* Given records *
--

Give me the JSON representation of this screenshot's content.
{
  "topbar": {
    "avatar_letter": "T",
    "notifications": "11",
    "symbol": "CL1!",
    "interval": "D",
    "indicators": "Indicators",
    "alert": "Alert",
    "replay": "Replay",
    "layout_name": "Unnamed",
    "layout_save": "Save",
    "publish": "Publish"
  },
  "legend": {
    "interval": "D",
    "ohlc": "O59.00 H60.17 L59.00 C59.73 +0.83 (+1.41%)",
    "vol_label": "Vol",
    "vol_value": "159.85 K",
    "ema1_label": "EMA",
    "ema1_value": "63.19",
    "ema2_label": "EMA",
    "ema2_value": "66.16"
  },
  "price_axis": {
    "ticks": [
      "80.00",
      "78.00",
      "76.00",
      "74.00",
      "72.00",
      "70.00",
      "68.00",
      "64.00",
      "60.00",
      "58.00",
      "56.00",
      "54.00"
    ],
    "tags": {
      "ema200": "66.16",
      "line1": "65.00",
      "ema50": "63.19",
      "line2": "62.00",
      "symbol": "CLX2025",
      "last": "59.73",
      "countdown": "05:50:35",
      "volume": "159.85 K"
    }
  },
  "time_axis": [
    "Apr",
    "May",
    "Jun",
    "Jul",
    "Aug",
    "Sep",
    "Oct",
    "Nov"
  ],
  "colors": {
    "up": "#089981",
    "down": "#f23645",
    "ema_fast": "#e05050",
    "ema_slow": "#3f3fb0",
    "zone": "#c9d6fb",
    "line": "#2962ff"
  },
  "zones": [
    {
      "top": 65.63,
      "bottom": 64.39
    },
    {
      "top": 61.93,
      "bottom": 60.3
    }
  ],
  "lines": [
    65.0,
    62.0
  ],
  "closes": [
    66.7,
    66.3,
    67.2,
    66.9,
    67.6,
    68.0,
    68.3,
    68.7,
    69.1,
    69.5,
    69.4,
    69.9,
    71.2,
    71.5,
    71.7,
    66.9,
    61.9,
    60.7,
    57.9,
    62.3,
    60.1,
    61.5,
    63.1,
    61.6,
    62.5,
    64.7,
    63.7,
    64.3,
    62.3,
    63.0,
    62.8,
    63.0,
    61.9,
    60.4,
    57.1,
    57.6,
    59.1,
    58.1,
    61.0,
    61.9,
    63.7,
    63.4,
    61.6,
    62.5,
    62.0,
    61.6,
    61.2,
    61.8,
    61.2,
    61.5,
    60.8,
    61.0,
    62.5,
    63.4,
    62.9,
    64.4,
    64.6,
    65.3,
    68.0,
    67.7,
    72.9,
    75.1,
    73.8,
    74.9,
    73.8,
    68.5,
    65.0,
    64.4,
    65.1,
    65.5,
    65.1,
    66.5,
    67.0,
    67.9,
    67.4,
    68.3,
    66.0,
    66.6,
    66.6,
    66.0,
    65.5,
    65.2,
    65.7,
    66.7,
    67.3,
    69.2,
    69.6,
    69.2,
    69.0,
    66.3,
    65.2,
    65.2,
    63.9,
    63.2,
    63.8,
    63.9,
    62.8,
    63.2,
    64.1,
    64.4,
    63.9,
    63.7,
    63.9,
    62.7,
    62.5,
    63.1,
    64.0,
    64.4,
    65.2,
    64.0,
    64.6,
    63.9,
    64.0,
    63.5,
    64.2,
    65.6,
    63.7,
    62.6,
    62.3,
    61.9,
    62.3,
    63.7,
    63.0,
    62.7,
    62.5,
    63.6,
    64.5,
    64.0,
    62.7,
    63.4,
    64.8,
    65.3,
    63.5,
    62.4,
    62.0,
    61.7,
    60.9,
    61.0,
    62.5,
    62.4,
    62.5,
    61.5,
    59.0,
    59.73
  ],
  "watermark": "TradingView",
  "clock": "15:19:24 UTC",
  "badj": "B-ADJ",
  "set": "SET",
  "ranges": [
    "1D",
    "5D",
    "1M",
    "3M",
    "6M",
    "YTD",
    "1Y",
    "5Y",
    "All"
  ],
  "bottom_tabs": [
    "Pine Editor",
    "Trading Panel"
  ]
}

--

* Aim *
Extract the complete data, matching each line exactly.

* Solution for this task *
Give me the JSON representation of this screenshot's content.
{
  "topbar": {
    "avatar_letter": "T",
    "notifications": "11",
    "symbol": "CL1!",
    "interval": "D",
    "indicators": "Indicators",
    "alert": "Alert",
    "replay": "Replay",
    "layout_name": "Unnamed",
    "layout_save": "Save",
    "publish": "Publish"
  },
  "legend": {
    "interval": "D",
    "ohlc": "O59.00 H60.17 L59.00 C59.73 +0.83 (+1.41%)",
    "vol_label": "Vol",
    "vol_value": "159.85 K",
    "ema1_label": "EMA",
    "ema1_value": "63.19",
    "ema2_label": "EMA",
    "ema2_value": "66.16"
  },
  "price_axis": {
    "ticks": [
      "80.00",
      "78.00",
      "76.00",
      "74.00",
      "72.00",
      "70.00",
      "68.00",
      "64.00",
      "60.00",
      "58.00",
      "56.00",
      "54.00"
    ],
    "tags": {
      "ema200": "66.16",
      "line1": "65.00",
      "ema50": "63.19",
      "line2": "62.00",
      "symbol": "CLX2025",
      "last": "59.73",
      "countdown": "05:50:35",
      "volume": "159.85 K"
    }
  },
  "time_axis": [
    "Apr",
    "May",
    "Jun",
    "Jul",
    "Aug",
    "Sep",
    "Oct",
    "Nov"
  ],
  "colors": {
    "up": "#089981",
    "down": "#f23645",
    "ema_fast": "#e05050",
    "ema_slow": "#3f3fb0",
    "zone": "#c9d6fb",
    "line": "#2962ff"
  },
  "zones": [
    {
      "top": 65.63,
      "bottom": 64.39
    },
    {
      "top": 61.93,
      "bottom": 60.3
    }
  ],
  "lines": [
    65.0,
    62.0
  ],
  "closes": [
    66.7,
    66.3,
    67.2,
    66.9,
    67.6,
    68.0,
    68.3,
    68.7,
    69.1,
    69.5,
    69.4,
    69.9,
    71.2,
    71.5,
    71.7,
    66.9,
    61.9,
    60.7,
    57.9,
    62.3,
    60.1,
    61.5,
    63.1,
    61.6,
    62.5,
    64.7,
    63.7,
    64.3,
    62.3,
    63.0,
    62.8,
    63.0,
    61.9,
    60.4,
    57.1,
    57.6,
    59.1,
    58.1,
    61.0,
    61.9,
    63.7,
    63.4,
    61.6,
    62.5,
    62.0,
    61.6,
    61.2,
    61.8,
    61.2,
    61.5,
    60.8,
    61.0,
    62.5,
    63.4,
    62.9,
    64.4,
    64.6,
    65.3,
    68.0,
    67.7,
    72.9,
    75.1,
    73.8,
    74.9,
    73.8,
    68.5,
    65.0,
    64.4,
    65.1,
    65.5,
    65.1,
    66.5,
    67.0,
    67.9,
    67.4,
    68.3,
    66.0,
    66.6,
    66.6,
    66.0,
    65.5,
    65.2,
    65.7,
    66.7,
    67.3,
    69.2,
    69.6,
    69.2,
    69.0,
    66.3,
    65.2,
    65.2,
    63.9,
    63.2,
    63.8,
    63.9,
    62.8,
    63.2,
    64.1,
    64.4,
    63.9,
    63.7,
    63.9,
    62.7,
    62.5,
    63.1,
    64.0,
    64.4,
    65.2,
    64.0,
    64.6,
    63.9,
    64.0,
    63.5,
    64.2,
    65.6,
    63.7,
    62.6,
    62.3,
    61.9,
    62.3,
    63.7,
    63.0,
    62.7,
    62.5,
    63.6,
    64.5,
    64.0,
    62.7,
    63.4,
    64.8,
    65.3,
    63.5,
    62.4,
    62.0,
    61.7,
    60.9,
    61.0,
    62.5,
    62.4,
    62.5,
    61.5,
    59.0,
    59.73
  ],
  "watermark": "TradingView",
  "clock": "15:19:24 UTC",
  "badj": "B-ADJ",
  "set": "SET",
  "ranges": [
    "1D",
    "5D",
    "1M",
    "3M",
    "6M",
    "YTD",
    "1Y",
    "5Y",
    "All"
  ],
  "bottom_tabs": [
    "Pine Editor",
    "Trading Panel"
  ]
}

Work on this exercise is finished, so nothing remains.